→ INSTRUCTIONS TO FOLLOW: Restate, word for word, every line of the data.

○ ○ ○ ○

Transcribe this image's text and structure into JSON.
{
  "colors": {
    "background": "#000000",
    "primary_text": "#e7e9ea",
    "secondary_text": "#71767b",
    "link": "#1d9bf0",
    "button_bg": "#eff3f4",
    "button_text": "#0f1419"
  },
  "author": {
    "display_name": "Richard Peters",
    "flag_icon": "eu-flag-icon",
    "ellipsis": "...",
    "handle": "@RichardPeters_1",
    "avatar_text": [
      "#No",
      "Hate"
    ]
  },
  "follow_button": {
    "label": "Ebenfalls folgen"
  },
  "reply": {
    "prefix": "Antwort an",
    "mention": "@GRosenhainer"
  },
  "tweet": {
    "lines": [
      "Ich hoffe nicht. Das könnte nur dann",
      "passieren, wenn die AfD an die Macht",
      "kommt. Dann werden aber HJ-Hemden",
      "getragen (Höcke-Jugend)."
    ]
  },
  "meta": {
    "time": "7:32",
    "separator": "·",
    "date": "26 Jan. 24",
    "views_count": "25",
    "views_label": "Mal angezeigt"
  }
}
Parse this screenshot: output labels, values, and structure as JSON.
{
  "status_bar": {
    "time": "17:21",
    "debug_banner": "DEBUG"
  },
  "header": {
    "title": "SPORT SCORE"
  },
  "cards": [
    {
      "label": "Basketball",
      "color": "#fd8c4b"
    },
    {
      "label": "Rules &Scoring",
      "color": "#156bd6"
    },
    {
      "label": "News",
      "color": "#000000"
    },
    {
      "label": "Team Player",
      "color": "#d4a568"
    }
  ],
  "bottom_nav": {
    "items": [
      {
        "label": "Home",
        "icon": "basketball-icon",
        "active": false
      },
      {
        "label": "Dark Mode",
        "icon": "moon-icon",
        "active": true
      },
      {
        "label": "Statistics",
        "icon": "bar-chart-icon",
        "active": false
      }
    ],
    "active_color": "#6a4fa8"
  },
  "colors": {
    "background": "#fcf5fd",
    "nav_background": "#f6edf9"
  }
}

○ ○ ○ ○

→ SOLUTION:
Transcribe this image's text and structure into JSON.
{
  "colors": {
    "background": "#000000",
    "primary_text": "#e7e9ea",
    "secondary_text": "#71767b",
    "link": "#1d9bf0",
    "button_bg": "#eff3f4",
    "button_text": "#0f1419"
  },
  "author": {
    "display_name": "Richard Peters",
    "flag_icon": "eu-flag-icon",
    "ellipsis": "...",
    "handle": "@RichardPeters_1",
    "avatar_text": [
      "#No",
      "Hate"
    ]
  },
  "follow_button": {
    "label": "Ebenfalls folgen"
  },
  "reply": {
    "prefix": "Antwort an",
    "mention": "@GRosenhainer"
  },
  "tweet": {
    "lines": [
      "Ich hoffe nicht. Das könnte nur dann",
      "passieren, wenn die AfD an die Macht",
      "kommt. Dann werden aber HJ-Hemden",
      "getragen (Höcke-Jugend)."
    ]
  },
  "meta": {
    "time": "7:32",
    "separator": "·",
    "date": "26 Jan. 24",
    "views_count": "25",
    "views_label": "Mal angezeigt"
  }
}
Parse this screenshot: output labels, values, and structure as JSON.
{
  "status_bar": {
    "time": "17:21",
    "debug_banner": "DEBUG"
  },
  "header": {
    "title": "SPORT SCORE"
  },
  "cards": [
    {
      "label": "Basketball",
      "color": "#fd8c4b"
    },
    {
      "label": "Rules &Scoring",
      "color": "#156bd6"
    },
    {
      "label": "News",
      "color": "#000000"
    },
    {
      "label": "Team Player",
      "color": "#d4a568"
    }
  ],
  "bottom_nav": {
    "items": [
      {
        "label": "Home",
        "icon": "basketball-icon",
        "active": false
      },
      {
        "label": "Dark Mode",
        "icon": "moon-icon",
        "active": true
      },
      {
        "label": "Statistics",
        "icon": "bar-chart-icon",
        "active": false
      }
    ],
    "active_color": "#6a4fa8"
  },
  "colors": {
    "background": "#fcf5fd",
    "nav_background": "#f6edf9"
  }
}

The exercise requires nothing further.